=== EXERCISE DESCRIPTION ===
From the entries below, copy every line holding the word "Профессиональное".
===== AVAILABLE RECORDS
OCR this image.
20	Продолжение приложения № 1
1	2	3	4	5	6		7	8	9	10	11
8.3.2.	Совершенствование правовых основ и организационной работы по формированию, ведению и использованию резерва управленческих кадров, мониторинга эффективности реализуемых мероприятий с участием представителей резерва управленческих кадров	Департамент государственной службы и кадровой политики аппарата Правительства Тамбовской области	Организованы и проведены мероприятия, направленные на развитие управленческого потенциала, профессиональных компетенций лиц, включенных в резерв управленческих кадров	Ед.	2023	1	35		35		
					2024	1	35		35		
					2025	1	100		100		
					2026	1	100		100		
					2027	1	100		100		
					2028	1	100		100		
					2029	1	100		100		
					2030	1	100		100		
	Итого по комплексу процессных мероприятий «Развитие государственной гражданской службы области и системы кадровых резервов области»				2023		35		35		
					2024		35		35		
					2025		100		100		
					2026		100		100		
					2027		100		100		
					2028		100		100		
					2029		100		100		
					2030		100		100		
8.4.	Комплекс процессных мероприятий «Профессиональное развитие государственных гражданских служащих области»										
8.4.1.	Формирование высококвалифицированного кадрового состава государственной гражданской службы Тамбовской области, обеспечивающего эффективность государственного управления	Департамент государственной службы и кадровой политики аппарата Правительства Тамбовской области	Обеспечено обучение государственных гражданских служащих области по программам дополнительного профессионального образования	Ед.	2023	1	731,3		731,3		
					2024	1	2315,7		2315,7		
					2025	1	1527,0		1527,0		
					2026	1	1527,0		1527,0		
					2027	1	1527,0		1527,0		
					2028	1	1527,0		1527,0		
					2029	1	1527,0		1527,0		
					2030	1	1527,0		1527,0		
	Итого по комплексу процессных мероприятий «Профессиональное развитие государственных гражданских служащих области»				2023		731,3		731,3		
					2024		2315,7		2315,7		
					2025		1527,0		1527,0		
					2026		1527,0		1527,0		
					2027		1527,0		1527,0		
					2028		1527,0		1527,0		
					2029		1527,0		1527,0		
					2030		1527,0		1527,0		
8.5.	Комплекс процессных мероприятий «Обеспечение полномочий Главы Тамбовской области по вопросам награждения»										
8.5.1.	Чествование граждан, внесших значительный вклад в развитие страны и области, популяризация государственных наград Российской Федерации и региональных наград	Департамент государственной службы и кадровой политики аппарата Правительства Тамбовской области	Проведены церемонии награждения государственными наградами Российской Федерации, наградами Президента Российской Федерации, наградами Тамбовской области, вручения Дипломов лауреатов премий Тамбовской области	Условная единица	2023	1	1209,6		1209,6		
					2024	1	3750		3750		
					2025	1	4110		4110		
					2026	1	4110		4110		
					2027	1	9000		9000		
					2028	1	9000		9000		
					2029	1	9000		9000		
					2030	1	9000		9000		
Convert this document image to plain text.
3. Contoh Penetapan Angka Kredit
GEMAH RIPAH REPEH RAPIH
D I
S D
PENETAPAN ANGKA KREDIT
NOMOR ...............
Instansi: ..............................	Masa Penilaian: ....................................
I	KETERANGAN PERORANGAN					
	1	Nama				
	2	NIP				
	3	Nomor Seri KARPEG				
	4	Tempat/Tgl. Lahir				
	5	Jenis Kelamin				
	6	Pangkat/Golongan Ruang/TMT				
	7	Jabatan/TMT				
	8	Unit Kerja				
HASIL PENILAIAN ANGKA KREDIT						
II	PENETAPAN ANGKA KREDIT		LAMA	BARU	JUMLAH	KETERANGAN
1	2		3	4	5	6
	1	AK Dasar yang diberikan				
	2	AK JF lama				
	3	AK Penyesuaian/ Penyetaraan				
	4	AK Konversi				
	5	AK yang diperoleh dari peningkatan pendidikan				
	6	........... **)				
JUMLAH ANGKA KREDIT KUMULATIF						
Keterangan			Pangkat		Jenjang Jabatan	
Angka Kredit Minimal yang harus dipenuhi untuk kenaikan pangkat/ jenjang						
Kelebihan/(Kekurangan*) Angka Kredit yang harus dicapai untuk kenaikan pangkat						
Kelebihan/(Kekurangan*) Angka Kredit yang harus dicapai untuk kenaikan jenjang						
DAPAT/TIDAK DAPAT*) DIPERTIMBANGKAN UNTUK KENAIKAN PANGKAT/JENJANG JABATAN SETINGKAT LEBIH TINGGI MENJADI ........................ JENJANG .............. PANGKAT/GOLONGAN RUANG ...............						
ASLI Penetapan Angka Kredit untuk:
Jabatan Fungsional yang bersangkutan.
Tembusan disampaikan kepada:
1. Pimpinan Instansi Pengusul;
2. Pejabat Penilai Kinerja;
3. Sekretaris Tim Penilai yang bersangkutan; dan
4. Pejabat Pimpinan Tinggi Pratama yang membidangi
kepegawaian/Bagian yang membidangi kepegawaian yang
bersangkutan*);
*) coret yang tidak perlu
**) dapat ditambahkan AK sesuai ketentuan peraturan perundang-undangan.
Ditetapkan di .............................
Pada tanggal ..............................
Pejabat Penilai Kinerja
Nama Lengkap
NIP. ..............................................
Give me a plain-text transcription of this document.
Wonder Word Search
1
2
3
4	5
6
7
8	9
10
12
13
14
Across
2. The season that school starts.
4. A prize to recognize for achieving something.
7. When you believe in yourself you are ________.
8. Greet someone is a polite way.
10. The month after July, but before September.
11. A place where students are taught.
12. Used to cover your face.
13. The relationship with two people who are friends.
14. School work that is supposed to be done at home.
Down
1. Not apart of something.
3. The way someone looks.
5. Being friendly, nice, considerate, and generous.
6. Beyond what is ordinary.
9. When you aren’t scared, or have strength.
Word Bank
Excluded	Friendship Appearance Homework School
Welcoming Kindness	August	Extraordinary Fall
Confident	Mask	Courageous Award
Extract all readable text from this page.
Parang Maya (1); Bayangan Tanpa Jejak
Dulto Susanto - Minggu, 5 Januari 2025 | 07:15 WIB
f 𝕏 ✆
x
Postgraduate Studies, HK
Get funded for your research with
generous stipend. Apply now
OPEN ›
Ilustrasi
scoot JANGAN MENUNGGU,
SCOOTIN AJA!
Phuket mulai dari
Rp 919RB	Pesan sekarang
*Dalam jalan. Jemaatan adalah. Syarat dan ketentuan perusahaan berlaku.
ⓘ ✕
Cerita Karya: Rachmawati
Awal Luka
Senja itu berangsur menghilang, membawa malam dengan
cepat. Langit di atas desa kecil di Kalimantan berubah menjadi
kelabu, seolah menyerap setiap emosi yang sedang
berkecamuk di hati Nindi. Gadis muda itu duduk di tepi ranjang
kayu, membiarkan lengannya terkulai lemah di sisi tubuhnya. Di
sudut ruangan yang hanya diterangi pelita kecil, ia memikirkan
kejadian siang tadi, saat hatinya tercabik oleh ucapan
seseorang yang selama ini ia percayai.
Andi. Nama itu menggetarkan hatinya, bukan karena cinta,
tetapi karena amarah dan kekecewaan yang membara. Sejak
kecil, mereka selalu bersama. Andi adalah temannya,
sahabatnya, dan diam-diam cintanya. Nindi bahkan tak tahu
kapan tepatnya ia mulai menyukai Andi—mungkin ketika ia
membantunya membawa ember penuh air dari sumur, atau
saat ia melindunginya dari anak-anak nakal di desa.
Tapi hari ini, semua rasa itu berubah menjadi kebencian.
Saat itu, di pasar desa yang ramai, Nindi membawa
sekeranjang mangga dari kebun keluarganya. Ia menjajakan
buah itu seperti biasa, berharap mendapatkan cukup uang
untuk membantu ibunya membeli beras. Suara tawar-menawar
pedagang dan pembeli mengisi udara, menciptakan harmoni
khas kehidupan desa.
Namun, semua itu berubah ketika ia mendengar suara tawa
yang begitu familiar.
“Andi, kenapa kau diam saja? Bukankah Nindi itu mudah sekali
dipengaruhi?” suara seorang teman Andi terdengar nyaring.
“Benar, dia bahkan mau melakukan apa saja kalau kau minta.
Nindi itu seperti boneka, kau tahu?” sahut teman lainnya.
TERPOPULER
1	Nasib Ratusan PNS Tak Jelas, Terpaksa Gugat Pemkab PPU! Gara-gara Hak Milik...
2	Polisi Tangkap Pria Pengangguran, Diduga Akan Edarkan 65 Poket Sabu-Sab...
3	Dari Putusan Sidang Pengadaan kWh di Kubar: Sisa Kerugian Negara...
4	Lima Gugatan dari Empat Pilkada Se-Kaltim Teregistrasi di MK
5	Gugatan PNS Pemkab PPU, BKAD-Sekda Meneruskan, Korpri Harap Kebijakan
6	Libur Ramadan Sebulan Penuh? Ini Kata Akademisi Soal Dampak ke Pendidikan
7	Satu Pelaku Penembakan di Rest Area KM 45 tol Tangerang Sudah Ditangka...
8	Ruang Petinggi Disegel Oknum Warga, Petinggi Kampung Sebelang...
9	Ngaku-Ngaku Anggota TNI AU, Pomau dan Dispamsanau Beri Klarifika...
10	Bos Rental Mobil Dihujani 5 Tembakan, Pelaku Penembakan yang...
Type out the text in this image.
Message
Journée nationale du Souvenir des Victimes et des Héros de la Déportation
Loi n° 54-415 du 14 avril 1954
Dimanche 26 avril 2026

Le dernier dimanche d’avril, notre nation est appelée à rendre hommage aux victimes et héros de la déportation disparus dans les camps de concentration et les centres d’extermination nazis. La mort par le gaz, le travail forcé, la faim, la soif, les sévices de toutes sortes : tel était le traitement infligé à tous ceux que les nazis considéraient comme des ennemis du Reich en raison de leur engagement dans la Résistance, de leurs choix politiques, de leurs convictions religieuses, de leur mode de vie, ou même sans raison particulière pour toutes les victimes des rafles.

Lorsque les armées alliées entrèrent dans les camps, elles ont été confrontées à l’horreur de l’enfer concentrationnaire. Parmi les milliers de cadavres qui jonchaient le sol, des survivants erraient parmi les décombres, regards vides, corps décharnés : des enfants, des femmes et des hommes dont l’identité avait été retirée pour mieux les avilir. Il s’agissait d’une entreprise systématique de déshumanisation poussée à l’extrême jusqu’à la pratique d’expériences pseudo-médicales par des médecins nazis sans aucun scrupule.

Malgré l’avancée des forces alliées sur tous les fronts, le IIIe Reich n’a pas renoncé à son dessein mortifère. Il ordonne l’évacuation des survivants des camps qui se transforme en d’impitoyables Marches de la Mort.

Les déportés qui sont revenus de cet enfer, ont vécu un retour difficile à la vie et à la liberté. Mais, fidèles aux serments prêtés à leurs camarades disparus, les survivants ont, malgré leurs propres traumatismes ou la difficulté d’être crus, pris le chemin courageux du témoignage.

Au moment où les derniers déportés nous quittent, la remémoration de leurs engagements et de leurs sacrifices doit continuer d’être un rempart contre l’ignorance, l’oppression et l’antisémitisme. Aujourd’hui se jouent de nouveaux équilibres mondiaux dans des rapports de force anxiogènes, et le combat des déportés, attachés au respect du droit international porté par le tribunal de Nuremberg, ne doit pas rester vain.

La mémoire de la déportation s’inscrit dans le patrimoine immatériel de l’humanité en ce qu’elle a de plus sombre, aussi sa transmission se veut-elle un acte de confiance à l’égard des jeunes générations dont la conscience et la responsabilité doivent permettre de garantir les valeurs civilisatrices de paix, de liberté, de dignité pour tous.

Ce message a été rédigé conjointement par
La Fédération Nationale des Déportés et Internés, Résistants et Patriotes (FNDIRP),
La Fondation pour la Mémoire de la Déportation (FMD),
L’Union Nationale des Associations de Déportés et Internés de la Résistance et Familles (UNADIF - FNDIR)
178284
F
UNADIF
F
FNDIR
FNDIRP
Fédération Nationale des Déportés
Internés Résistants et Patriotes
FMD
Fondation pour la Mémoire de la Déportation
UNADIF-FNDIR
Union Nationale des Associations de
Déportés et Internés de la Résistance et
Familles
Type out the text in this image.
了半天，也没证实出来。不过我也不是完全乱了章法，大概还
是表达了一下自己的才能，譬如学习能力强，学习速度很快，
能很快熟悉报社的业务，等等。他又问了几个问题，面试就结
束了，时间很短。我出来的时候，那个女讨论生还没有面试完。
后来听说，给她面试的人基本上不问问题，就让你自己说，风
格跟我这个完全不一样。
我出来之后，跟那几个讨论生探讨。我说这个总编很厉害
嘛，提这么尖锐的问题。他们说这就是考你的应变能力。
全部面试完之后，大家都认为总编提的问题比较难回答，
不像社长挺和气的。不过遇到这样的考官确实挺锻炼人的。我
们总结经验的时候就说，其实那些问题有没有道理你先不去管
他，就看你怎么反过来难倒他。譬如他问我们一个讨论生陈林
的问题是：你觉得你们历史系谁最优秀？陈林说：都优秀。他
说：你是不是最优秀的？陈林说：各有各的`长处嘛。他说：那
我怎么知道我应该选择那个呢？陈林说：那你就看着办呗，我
==========
=== EXERCISE OUTPUT ===
8.4.	Комплекс процессных мероприятий «Профессиональное развитие государственных гражданских служащих области»										
	Итого по комплексу процессных мероприятий «Профессиональное развитие государственных гражданских служащих области»				2023		731,3		731,3		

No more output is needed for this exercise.